- Entries:

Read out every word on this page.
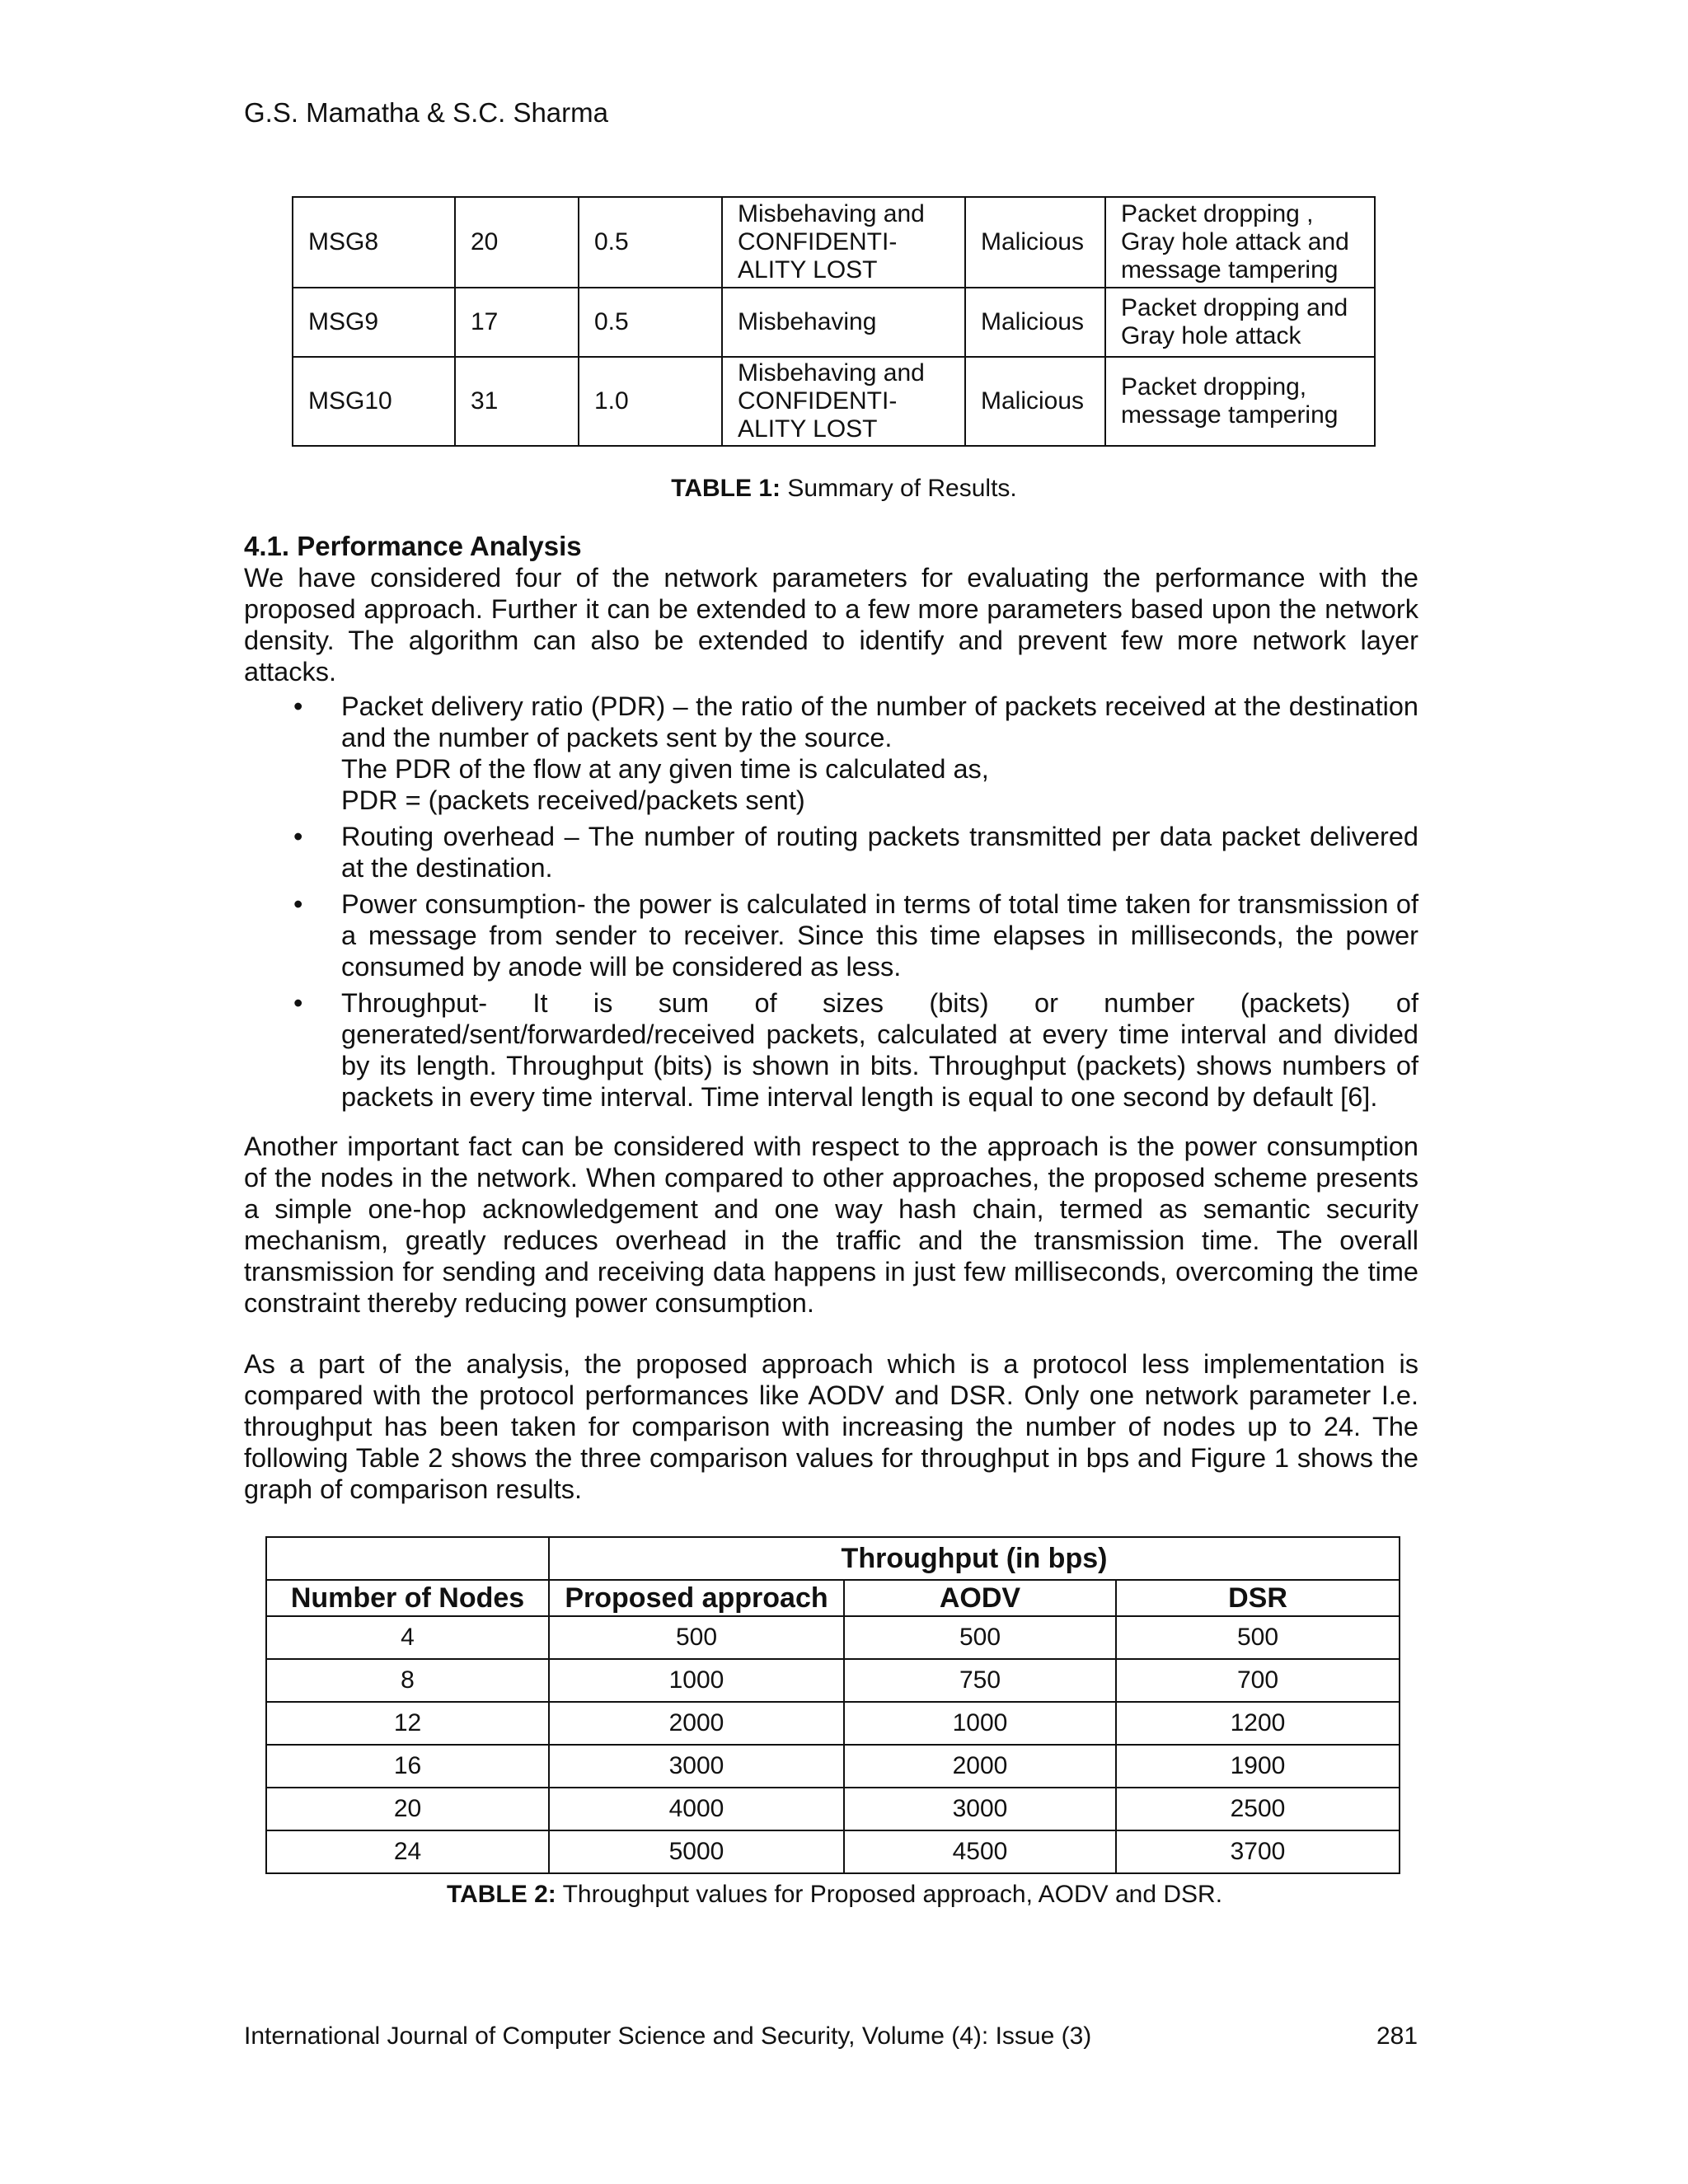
G.S. Mamatha & S.C. Sharma
MSG8	20	0.5	Misbehaving and
CONFIDENTI-
ALITY LOST	Malicious	Packet dropping ,
Gray hole attack and
message tampering

MSG9	17	0.5	Misbehaving	Malicious	Packet dropping and
Gray hole attack

MSG10	31	1.0	Misbehaving and
CONFIDENTI-
ALITY LOST	Malicious	Packet dropping,
message tampering
TABLE 1: Summary of Results.
4.1. Performance Analysis
We have considered four of the network parameters for evaluating the performance with the proposed approach. Further it can be extended to a few more parameters based upon the network density. The algorithm can also be extended to identify and prevent few more network layer attacks.
• Packet delivery ratio (PDR) – the ratio of the number of packets received at the destination and the number of packets sent by the source.
The PDR of the flow at any given time is calculated as,
PDR = (packets received/packets sent)
• Routing overhead – The number of routing packets transmitted per data packet delivered at the destination.
• Power consumption- the power is calculated in terms of total time taken for transmission of a message from sender to receiver. Since this time elapses in milliseconds, the power consumed by anode will be considered as less.
• Throughput- It is sum of sizes (bits) or number (packets) of generated/sent/forwarded/received packets, calculated at every time interval and divided by its length. Throughput (bits) is shown in bits. Throughput (packets) shows numbers of packets in every time interval. Time interval length is equal to one second by default [6].
Another important fact can be considered with respect to the approach is the power consumption of the nodes in the network. When compared to other approaches, the proposed scheme presents a simple one-hop acknowledgement and one way hash chain, termed as semantic security mechanism, greatly reduces overhead in the traffic and the transmission time. The overall transmission for sending and receiving data happens in just few milliseconds, overcoming the time constraint thereby reducing power consumption.
As a part of the analysis, the proposed approach which is a protocol less implementation is compared with the protocol performances like AODV and DSR. Only one network parameter I.e. throughput has been taken for comparison with increasing the number of nodes up to 24. The following Table 2 shows the three comparison values for throughput in bps and Figure 1 shows the graph of comparison results.
	Throughput (in bps)		
Number of Nodes	Proposed approach	AODV	DSR
4	500	500	500
8	1000	750	700
12	2000	1000	1200
16	3000	2000	1900
20	4000	3000	2500
24	5000	4500	3700
TABLE 2: Throughput values for Proposed approach, AODV and DSR.
International Journal of Computer Science and Security, Volume (4): Issue (3)	281
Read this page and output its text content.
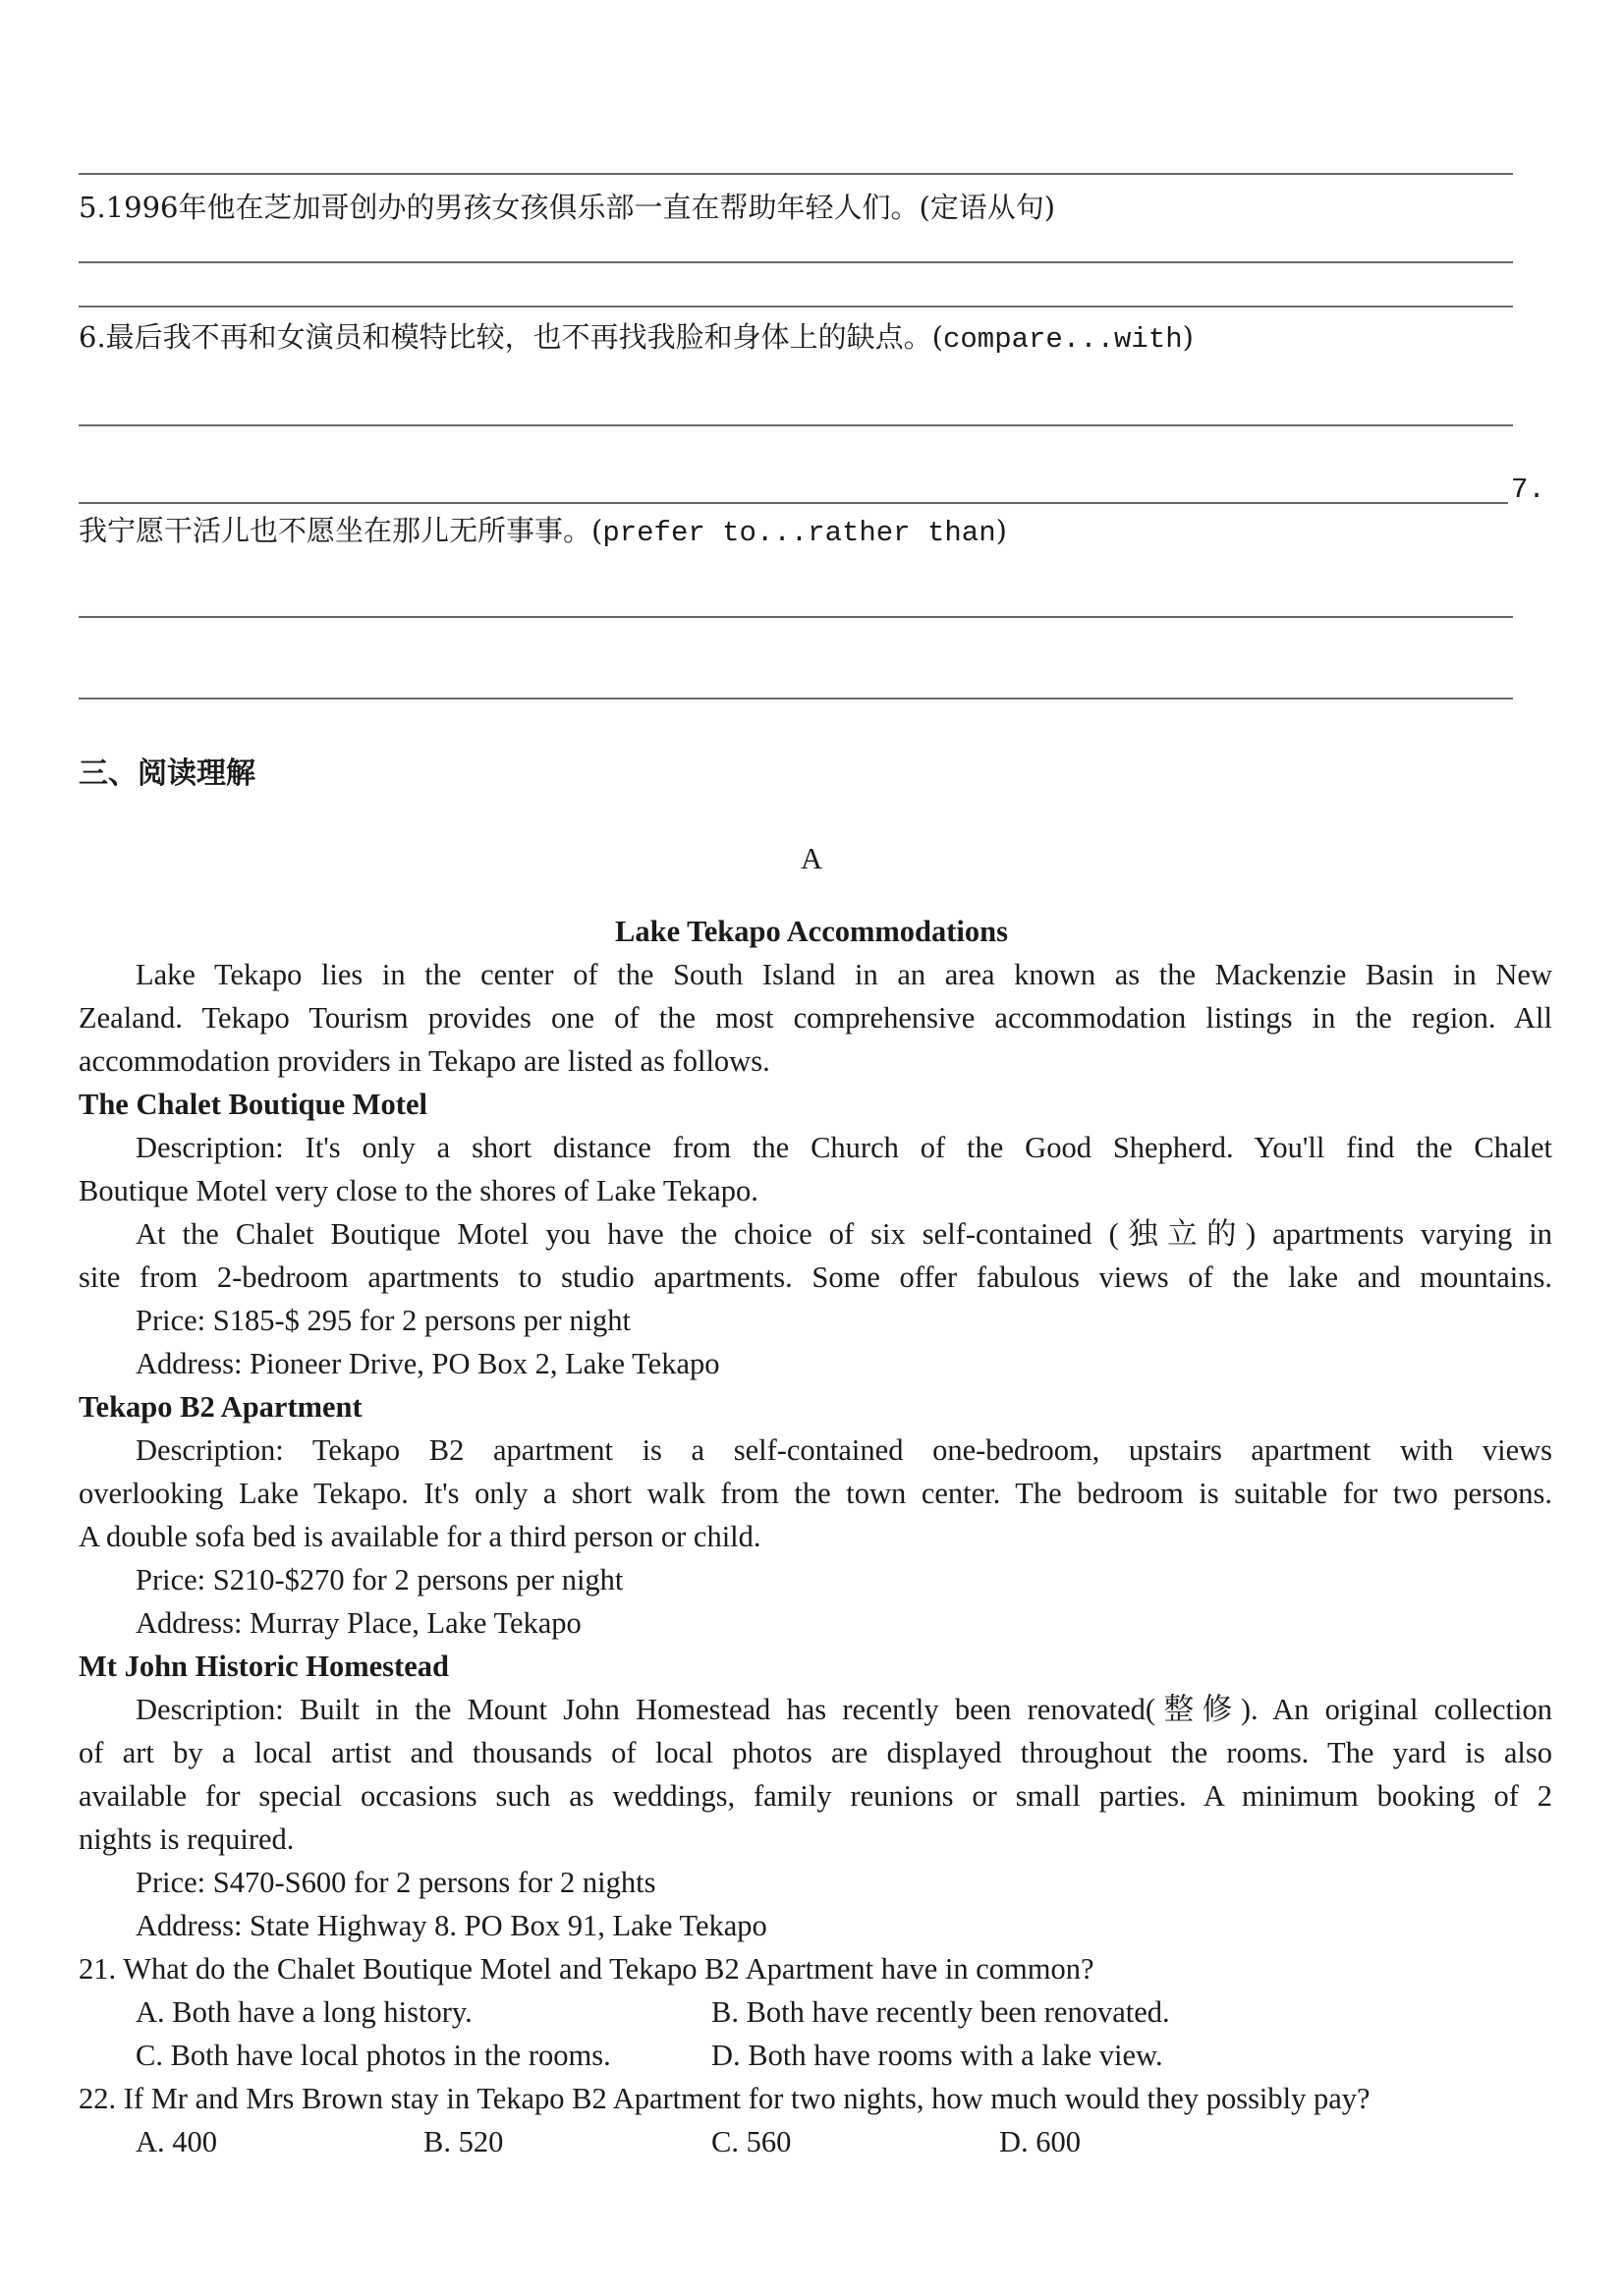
5.1996年他在芝加哥创办的男孩女孩俱乐部一直在帮助年轻人们。(定语从句)
6.最后我不再和女演员和模特比较，也不再找我脸和身体上的缺点。(compare...with)
7.
我宁愿干活儿也不愿坐在那儿无所事事。(prefer to...rather than)
三、阅读理解
A
Lake Tekapo Accommodations
Lake Tekapo lies in the center of the South Island in an area known as the Mackenzie Basin in New
Zealand. Tekapo Tourism provides one of the most comprehensive accommodation listings in the region. All
accommodation providers in Tekapo are listed as follows.
The Chalet Boutique Motel
Description: It's only a short distance from the Church of the Good Shepherd. You'll find the Chalet
Boutique Motel very close to the shores of Lake Tekapo.
At the Chalet Boutique Motel you have the choice of six self-contained (独立的) apartments varying in
site from 2-bedroom apartments to studio apartments. Some offer fabulous views of the lake and mountains.
Price: S185-$ 295 for 2 persons per night
Address: Pioneer Drive, PO Box 2, Lake Tekapo
Tekapo B2 Apartment
Description: Tekapo B2 apartment is a self-contained one-bedroom, upstairs apartment with views
overlooking Lake Tekapo. It's only a short walk from the town center. The bedroom is suitable for two persons.
A double sofa bed is available for a third person or child.
Price: S210-$270 for 2 persons per night
Address: Murray Place, Lake Tekapo
Mt John Historic Homestead
Description: Built in the Mount John Homestead has recently been renovated(整修). An original collection
of art by a local artist and thousands of local photos are displayed throughout the rooms. The yard is also
available for special occasions such as weddings, family reunions or small parties. A minimum booking of 2
nights is required.
Price: S470-S600 for 2 persons for 2 nights
Address: State Highway 8. PO Box 91, Lake Tekapo
21. What do the Chalet Boutique Motel and Tekapo B2 Apartment have in common?
A. Both have a long history.	B. Both have recently been renovated.
C. Both have local photos in the rooms.	D. Both have rooms with a lake view.
22. If Mr and Mrs Brown stay in Tekapo B2 Apartment for two nights, how much would they possibly pay?
A. 400	B. 520	C. 560	D. 600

- Prompt: Write out the material above again, word for word, minus its pictures.

- Written response:
Read out every word on this page.
G.S. Mamatha & S.C. Sharma
MSG8	20	0.5	Misbehaving and
CONFIDENTI-
ALITY LOST	Malicious	Packet dropping ,
Gray hole attack and
message tampering

MSG9	17	0.5	Misbehaving	Malicious	Packet dropping and
Gray hole attack

MSG10	31	1.0	Misbehaving and
CONFIDENTI-
ALITY LOST	Malicious	Packet dropping,
message tampering
TABLE 1: Summary of Results.
4.1. Performance Analysis
We have considered four of the network parameters for evaluating the performance with the proposed approach. Further it can be extended to a few more parameters based upon the network density. The algorithm can also be extended to identify and prevent few more network layer attacks.
• Packet delivery ratio (PDR) – the ratio of the number of packets received at the destination and the number of packets sent by the source.
The PDR of the flow at any given time is calculated as,
PDR = (packets received/packets sent)
• Routing overhead – The number of routing packets transmitted per data packet delivered at the destination.
• Power consumption- the power is calculated in terms of total time taken for transmission of a message from sender to receiver. Since this time elapses in milliseconds, the power consumed by anode will be considered as less.
• Throughput- It is sum of sizes (bits) or number (packets) of generated/sent/forwarded/received packets, calculated at every time interval and divided by its length. Throughput (bits) is shown in bits. Throughput (packets) shows numbers of packets in every time interval. Time interval length is equal to one second by default [6].
Another important fact can be considered with respect to the approach is the power consumption of the nodes in the network. When compared to other approaches, the proposed scheme presents a simple one-hop acknowledgement and one way hash chain, termed as semantic security mechanism, greatly reduces overhead in the traffic and the transmission time. The overall transmission for sending and receiving data happens in just few milliseconds, overcoming the time constraint thereby reducing power consumption.
As a part of the analysis, the proposed approach which is a protocol less implementation is compared with the protocol performances like AODV and DSR. Only one network parameter I.e. throughput has been taken for comparison with increasing the number of nodes up to 24. The following Table 2 shows the three comparison values for throughput in bps and Figure 1 shows the graph of comparison results.
	Throughput (in bps)		
Number of Nodes	Proposed approach	AODV	DSR
4	500	500	500
8	1000	750	700
12	2000	1000	1200
16	3000	2000	1900
20	4000	3000	2500
24	5000	4500	3700
TABLE 2: Throughput values for Proposed approach, AODV and DSR.
International Journal of Computer Science and Security, Volume (4): Issue (3)	281
Read this page and output its text content.
5.1996年他在芝加哥创办的男孩女孩俱乐部一直在帮助年轻人们。(定语从句)
6.最后我不再和女演员和模特比较，也不再找我脸和身体上的缺点。(compare...with)
7.
我宁愿干活儿也不愿坐在那儿无所事事。(prefer to...rather than)
三、阅读理解
A
Lake Tekapo Accommodations
Lake Tekapo lies in the center of the South Island in an area known as the Mackenzie Basin in New
Zealand. Tekapo Tourism provides one of the most comprehensive accommodation listings in the region. All
accommodation providers in Tekapo are listed as follows.
The Chalet Boutique Motel
Description: It's only a short distance from the Church of the Good Shepherd. You'll find the Chalet
Boutique Motel very close to the shores of Lake Tekapo.
At the Chalet Boutique Motel you have the choice of six self-contained (独立的) apartments varying in
site from 2-bedroom apartments to studio apartments. Some offer fabulous views of the lake and mountains.
Price: S185-$ 295 for 2 persons per night
Address: Pioneer Drive, PO Box 2, Lake Tekapo
Tekapo B2 Apartment
Description: Tekapo B2 apartment is a self-contained one-bedroom, upstairs apartment with views
overlooking Lake Tekapo. It's only a short walk from the town center. The bedroom is suitable for two persons.
A double sofa bed is available for a third person or child.
Price: S210-$270 for 2 persons per night
Address: Murray Place, Lake Tekapo
Mt John Historic Homestead
Description: Built in the Mount John Homestead has recently been renovated(整修). An original collection
of art by a local artist and thousands of local photos are displayed throughout the rooms. The yard is also
available for special occasions such as weddings, family reunions or small parties. A minimum booking of 2
nights is required.
Price: S470-S600 for 2 persons for 2 nights
Address: State Highway 8. PO Box 91, Lake Tekapo
21. What do the Chalet Boutique Motel and Tekapo B2 Apartment have in common?
A. Both have a long history.	B. Both have recently been renovated.
C. Both have local photos in the rooms.	D. Both have rooms with a lake view.
22. If Mr and Mrs Brown stay in Tekapo B2 Apartment for two nights, how much would they possibly pay?
A. 400	B. 520	C. 560	D. 600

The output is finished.